WORK TO DO:
Return all of the entries exactly as written.

------------------------------------

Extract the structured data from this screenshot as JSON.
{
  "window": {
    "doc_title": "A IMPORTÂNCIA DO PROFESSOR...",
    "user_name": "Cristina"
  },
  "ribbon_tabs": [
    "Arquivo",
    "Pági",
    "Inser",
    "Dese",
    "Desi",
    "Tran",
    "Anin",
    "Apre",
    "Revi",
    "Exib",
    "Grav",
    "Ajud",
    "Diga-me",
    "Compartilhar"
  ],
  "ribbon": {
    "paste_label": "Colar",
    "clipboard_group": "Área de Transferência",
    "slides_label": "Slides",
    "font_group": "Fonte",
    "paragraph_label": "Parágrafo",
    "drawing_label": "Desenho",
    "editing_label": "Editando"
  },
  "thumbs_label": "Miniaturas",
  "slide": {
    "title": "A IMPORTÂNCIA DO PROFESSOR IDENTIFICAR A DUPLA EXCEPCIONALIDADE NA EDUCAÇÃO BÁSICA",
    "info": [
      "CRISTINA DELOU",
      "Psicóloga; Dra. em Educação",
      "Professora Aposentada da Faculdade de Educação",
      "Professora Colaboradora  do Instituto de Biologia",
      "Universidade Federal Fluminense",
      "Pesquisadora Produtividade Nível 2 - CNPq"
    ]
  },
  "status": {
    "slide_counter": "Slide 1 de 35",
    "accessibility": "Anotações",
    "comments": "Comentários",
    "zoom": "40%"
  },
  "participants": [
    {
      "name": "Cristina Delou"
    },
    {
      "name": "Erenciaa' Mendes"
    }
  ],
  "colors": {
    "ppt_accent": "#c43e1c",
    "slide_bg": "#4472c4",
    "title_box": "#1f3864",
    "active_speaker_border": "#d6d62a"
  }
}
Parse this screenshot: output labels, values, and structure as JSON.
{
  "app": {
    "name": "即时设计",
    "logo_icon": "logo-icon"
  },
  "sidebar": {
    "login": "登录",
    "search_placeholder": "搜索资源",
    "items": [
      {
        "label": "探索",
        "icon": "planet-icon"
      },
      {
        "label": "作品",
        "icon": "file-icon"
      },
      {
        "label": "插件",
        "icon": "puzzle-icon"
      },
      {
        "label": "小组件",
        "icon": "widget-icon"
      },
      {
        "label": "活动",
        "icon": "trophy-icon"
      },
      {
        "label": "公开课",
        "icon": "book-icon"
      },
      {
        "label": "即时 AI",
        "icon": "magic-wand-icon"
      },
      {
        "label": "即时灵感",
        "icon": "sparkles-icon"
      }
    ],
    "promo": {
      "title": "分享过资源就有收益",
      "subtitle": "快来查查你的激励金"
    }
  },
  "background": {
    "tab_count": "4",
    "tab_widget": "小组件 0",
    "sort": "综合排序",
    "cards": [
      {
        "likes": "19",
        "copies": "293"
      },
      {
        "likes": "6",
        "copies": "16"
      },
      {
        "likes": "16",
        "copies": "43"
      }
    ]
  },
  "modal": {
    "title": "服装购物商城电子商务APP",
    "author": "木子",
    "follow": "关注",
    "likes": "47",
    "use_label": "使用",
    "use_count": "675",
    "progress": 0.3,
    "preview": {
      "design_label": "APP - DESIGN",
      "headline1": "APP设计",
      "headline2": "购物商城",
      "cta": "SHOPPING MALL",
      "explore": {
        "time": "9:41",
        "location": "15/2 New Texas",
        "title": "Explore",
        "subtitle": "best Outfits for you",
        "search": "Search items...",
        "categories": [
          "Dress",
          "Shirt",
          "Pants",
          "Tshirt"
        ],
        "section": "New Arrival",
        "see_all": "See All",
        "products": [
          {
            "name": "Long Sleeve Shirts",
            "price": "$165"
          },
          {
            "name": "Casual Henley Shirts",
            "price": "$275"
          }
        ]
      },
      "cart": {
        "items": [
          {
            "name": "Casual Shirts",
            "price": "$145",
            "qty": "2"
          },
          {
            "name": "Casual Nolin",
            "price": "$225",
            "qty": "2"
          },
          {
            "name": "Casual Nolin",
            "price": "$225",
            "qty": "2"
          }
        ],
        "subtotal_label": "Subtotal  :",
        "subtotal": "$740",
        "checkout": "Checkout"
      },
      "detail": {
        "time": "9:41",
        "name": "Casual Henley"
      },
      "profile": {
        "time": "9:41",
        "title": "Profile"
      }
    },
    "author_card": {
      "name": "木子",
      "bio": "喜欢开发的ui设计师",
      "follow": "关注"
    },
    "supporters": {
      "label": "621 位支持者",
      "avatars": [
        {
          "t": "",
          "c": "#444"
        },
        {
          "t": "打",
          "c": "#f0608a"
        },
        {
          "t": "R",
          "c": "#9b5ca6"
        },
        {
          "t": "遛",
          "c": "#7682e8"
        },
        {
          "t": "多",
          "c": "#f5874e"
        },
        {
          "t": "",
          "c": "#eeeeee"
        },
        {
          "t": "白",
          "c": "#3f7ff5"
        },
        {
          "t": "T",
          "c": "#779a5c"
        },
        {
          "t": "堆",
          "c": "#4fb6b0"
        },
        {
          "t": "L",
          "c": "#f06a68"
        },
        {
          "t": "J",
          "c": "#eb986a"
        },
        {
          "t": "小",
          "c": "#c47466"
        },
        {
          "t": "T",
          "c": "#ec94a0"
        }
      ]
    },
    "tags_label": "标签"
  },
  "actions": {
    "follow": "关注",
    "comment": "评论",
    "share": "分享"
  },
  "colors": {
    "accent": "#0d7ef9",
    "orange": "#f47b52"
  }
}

------------------------------------

OUTPUT FOR THIS TASK:
Extract the structured data from this screenshot as JSON.
{
  "window": {
    "doc_title": "A IMPORTÂNCIA DO PROFESSOR...",
    "user_name": "Cristina"
  },
  "ribbon_tabs": [
    "Arquivo",
    "Pági",
    "Inser",
    "Dese",
    "Desi",
    "Tran",
    "Anin",
    "Apre",
    "Revi",
    "Exib",
    "Grav",
    "Ajud",
    "Diga-me",
    "Compartilhar"
  ],
  "ribbon": {
    "paste_label": "Colar",
    "clipboard_group": "Área de Transferência",
    "slides_label": "Slides",
    "font_group": "Fonte",
    "paragraph_label": "Parágrafo",
    "drawing_label": "Desenho",
    "editing_label": "Editando"
  },
  "thumbs_label": "Miniaturas",
  "slide": {
    "title": "A IMPORTÂNCIA DO PROFESSOR IDENTIFICAR A DUPLA EXCEPCIONALIDADE NA EDUCAÇÃO BÁSICA",
    "info": [
      "CRISTINA DELOU",
      "Psicóloga; Dra. em Educação",
      "Professora Aposentada da Faculdade de Educação",
      "Professora Colaboradora  do Instituto de Biologia",
      "Universidade Federal Fluminense",
      "Pesquisadora Produtividade Nível 2 - CNPq"
    ]
  },
  "status": {
    "slide_counter": "Slide 1 de 35",
    "accessibility": "Anotações",
    "comments": "Comentários",
    "zoom": "40%"
  },
  "participants": [
    {
      "name": "Cristina Delou"
    },
    {
      "name": "Erenciaa' Mendes"
    }
  ],
  "colors": {
    "ppt_accent": "#c43e1c",
    "slide_bg": "#4472c4",
    "title_box": "#1f3864",
    "active_speaker_border": "#d6d62a"
  }
}
Parse this screenshot: output labels, values, and structure as JSON.
{
  "app": {
    "name": "即时设计",
    "logo_icon": "logo-icon"
  },
  "sidebar": {
    "login": "登录",
    "search_placeholder": "搜索资源",
    "items": [
      {
        "label": "探索",
        "icon": "planet-icon"
      },
      {
        "label": "作品",
        "icon": "file-icon"
      },
      {
        "label": "插件",
        "icon": "puzzle-icon"
      },
      {
        "label": "小组件",
        "icon": "widget-icon"
      },
      {
        "label": "活动",
        "icon": "trophy-icon"
      },
      {
        "label": "公开课",
        "icon": "book-icon"
      },
      {
        "label": "即时 AI",
        "icon": "magic-wand-icon"
      },
      {
        "label": "即时灵感",
        "icon": "sparkles-icon"
      }
    ],
    "promo": {
      "title": "分享过资源就有收益",
      "subtitle": "快来查查你的激励金"
    }
  },
  "background": {
    "tab_count": "4",
    "tab_widget": "小组件 0",
    "sort": "综合排序",
    "cards": [
      {
        "likes": "19",
        "copies": "293"
      },
      {
        "likes": "6",
        "copies": "16"
      },
      {
        "likes": "16",
        "copies": "43"
      }
    ]
  },
  "modal": {
    "title": "服装购物商城电子商务APP",
    "author": "木子",
    "follow": "关注",
    "likes": "47",
    "use_label": "使用",
    "use_count": "675",
    "progress": 0.3,
    "preview": {
      "design_label": "APP - DESIGN",
      "headline1": "APP设计",
      "headline2": "购物商城",
      "cta": "SHOPPING MALL",
      "explore": {
        "time": "9:41",
        "location": "15/2 New Texas",
        "title": "Explore",
        "subtitle": "best Outfits for you",
        "search": "Search items...",
        "categories": [
          "Dress",
          "Shirt",
          "Pants",
          "Tshirt"
        ],
        "section": "New Arrival",
        "see_all": "See All",
        "products": [
          {
            "name": "Long Sleeve Shirts",
            "price": "$165"
          },
          {
            "name": "Casual Henley Shirts",
            "price": "$275"
          }
        ]
      },
      "cart": {
        "items": [
          {
            "name": "Casual Shirts",
            "price": "$145",
            "qty": "2"
          },
          {
            "name": "Casual Nolin",
            "price": "$225",
            "qty": "2"
          },
          {
            "name": "Casual Nolin",
            "price": "$225",
            "qty": "2"
          }
        ],
        "subtotal_label": "Subtotal  :",
        "subtotal": "$740",
        "checkout": "Checkout"
      },
      "detail": {
        "time": "9:41",
        "name": "Casual Henley"
      },
      "profile": {
        "time": "9:41",
        "title": "Profile"
      }
    },
    "author_card": {
      "name": "木子",
      "bio": "喜欢开发的ui设计师",
      "follow": "关注"
    },
    "supporters": {
      "label": "621 位支持者",
      "avatars": [
        {
          "t": "",
          "c": "#444"
        },
        {
          "t": "打",
          "c": "#f0608a"
        },
        {
          "t": "R",
          "c": "#9b5ca6"
        },
        {
          "t": "遛",
          "c": "#7682e8"
        },
        {
          "t": "多",
          "c": "#f5874e"
        },
        {
          "t": "",
          "c": "#eeeeee"
        },
        {
          "t": "白",
          "c": "#3f7ff5"
        },
        {
          "t": "T",
          "c": "#779a5c"
        },
        {
          "t": "堆",
          "c": "#4fb6b0"
        },
        {
          "t": "L",
          "c": "#f06a68"
        },
        {
          "t": "J",
          "c": "#eb986a"
        },
        {
          "t": "小",
          "c": "#c47466"
        },
        {
          "t": "T",
          "c": "#ec94a0"
        }
      ]
    },
    "tags_label": "标签"
  },
  "actions": {
    "follow": "关注",
    "comment": "评论",
    "share": "分享"
  },
  "colors": {
    "accent": "#0d7ef9",
    "orange": "#f47b52"
  }
}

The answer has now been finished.